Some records
========================

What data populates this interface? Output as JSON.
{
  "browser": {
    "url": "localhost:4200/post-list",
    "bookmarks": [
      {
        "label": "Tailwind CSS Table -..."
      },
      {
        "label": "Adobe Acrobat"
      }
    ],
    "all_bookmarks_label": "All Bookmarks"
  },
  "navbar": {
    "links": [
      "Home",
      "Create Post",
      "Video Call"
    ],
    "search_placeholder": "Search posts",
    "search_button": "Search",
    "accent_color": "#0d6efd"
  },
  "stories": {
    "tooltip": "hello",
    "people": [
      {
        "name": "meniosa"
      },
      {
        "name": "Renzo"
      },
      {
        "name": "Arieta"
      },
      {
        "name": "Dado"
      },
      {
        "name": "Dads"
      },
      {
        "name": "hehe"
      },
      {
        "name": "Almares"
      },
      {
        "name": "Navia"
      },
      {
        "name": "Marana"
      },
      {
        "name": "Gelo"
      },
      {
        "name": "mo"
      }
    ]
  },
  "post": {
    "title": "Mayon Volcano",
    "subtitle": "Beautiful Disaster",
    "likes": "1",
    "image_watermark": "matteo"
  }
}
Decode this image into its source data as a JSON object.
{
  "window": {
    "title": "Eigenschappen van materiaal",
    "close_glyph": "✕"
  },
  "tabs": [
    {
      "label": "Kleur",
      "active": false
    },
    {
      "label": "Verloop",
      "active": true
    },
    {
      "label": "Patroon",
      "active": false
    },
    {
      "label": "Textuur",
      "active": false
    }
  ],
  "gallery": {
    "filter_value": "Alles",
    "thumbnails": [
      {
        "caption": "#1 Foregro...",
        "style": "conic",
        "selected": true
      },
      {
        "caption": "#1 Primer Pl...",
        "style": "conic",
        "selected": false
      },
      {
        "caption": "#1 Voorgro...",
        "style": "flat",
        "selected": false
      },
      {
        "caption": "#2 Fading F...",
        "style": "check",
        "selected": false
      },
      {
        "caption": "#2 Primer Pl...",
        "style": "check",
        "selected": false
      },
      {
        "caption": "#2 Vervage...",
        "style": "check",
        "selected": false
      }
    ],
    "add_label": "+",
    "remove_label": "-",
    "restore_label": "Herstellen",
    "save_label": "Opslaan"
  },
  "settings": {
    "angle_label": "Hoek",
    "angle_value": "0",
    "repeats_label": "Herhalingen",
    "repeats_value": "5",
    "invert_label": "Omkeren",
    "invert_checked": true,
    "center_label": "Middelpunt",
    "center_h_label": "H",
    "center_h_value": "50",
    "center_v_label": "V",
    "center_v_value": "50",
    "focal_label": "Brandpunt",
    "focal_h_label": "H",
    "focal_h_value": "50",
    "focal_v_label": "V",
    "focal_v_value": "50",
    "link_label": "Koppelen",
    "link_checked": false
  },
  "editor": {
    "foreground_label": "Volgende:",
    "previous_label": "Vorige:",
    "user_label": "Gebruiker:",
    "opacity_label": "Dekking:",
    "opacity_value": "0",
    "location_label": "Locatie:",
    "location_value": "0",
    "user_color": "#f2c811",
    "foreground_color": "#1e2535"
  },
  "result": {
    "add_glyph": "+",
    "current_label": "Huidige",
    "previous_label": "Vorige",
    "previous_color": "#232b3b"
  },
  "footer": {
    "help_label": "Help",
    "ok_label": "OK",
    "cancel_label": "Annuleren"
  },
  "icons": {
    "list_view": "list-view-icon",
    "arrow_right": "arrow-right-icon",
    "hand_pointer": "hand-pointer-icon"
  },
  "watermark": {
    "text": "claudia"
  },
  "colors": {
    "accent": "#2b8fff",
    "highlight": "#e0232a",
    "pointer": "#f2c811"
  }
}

========================

* STATED TASK *
Transcribe each record exactly. Leave nothing out.

* REPLY TO THE EXERCISE *
What data populates this interface? Output as JSON.
{
  "browser": {
    "url": "localhost:4200/post-list",
    "bookmarks": [
      {
        "label": "Tailwind CSS Table -..."
      },
      {
        "label": "Adobe Acrobat"
      }
    ],
    "all_bookmarks_label": "All Bookmarks"
  },
  "navbar": {
    "links": [
      "Home",
      "Create Post",
      "Video Call"
    ],
    "search_placeholder": "Search posts",
    "search_button": "Search",
    "accent_color": "#0d6efd"
  },
  "stories": {
    "tooltip": "hello",
    "people": [
      {
        "name": "meniosa"
      },
      {
        "name": "Renzo"
      },
      {
        "name": "Arieta"
      },
      {
        "name": "Dado"
      },
      {
        "name": "Dads"
      },
      {
        "name": "hehe"
      },
      {
        "name": "Almares"
      },
      {
        "name": "Navia"
      },
      {
        "name": "Marana"
      },
      {
        "name": "Gelo"
      },
      {
        "name": "mo"
      }
    ]
  },
  "post": {
    "title": "Mayon Volcano",
    "subtitle": "Beautiful Disaster",
    "likes": "1",
    "image_watermark": "matteo"
  }
}
Decode this image into its source data as a JSON object.
{
  "window": {
    "title": "Eigenschappen van materiaal",
    "close_glyph": "✕"
  },
  "tabs": [
    {
      "label": "Kleur",
      "active": false
    },
    {
      "label": "Verloop",
      "active": true
    },
    {
      "label": "Patroon",
      "active": false
    },
    {
      "label": "Textuur",
      "active": false
    }
  ],
  "gallery": {
    "filter_value": "Alles",
    "thumbnails": [
      {
        "caption": "#1 Foregro...",
        "style": "conic",
        "selected": true
      },
      {
        "caption": "#1 Primer Pl...",
        "style": "conic",
        "selected": false
      },
      {
        "caption": "#1 Voorgro...",
        "style": "flat",
        "selected": false
      },
      {
        "caption": "#2 Fading F...",
        "style": "check",
        "selected": false
      },
      {
        "caption": "#2 Primer Pl...",
        "style": "check",
        "selected": false
      },
      {
        "caption": "#2 Vervage...",
        "style": "check",
        "selected": false
      }
    ],
    "add_label": "+",
    "remove_label": "-",
    "restore_label": "Herstellen",
    "save_label": "Opslaan"
  },
  "settings": {
    "angle_label": "Hoek",
    "angle_value": "0",
    "repeats_label": "Herhalingen",
    "repeats_value": "5",
    "invert_label": "Omkeren",
    "invert_checked": true,
    "center_label": "Middelpunt",
    "center_h_label": "H",
    "center_h_value": "50",
    "center_v_label": "V",
    "center_v_value": "50",
    "focal_label": "Brandpunt",
    "focal_h_label": "H",
    "focal_h_value": "50",
    "focal_v_label": "V",
    "focal_v_value": "50",
    "link_label": "Koppelen",
    "link_checked": false
  },
  "editor": {
    "foreground_label": "Volgende:",
    "previous_label": "Vorige:",
    "user_label": "Gebruiker:",
    "opacity_label": "Dekking:",
    "opacity_value": "0",
    "location_label": "Locatie:",
    "location_value": "0",
    "user_color": "#f2c811",
    "foreground_color": "#1e2535"
  },
  "result": {
    "add_glyph": "+",
    "current_label": "Huidige",
    "previous_label": "Vorige",
    "previous_color": "#232b3b"
  },
  "footer": {
    "help_label": "Help",
    "ok_label": "OK",
    "cancel_label": "Annuleren"
  },
  "icons": {
    "list_view": "list-view-icon",
    "arrow_right": "arrow-right-icon",
    "hand_pointer": "hand-pointer-icon"
  },
  "watermark": {
    "text": "claudia"
  },
  "colors": {
    "accent": "#2b8fff",
    "highlight": "#e0232a",
    "pointer": "#f2c811"
  }
}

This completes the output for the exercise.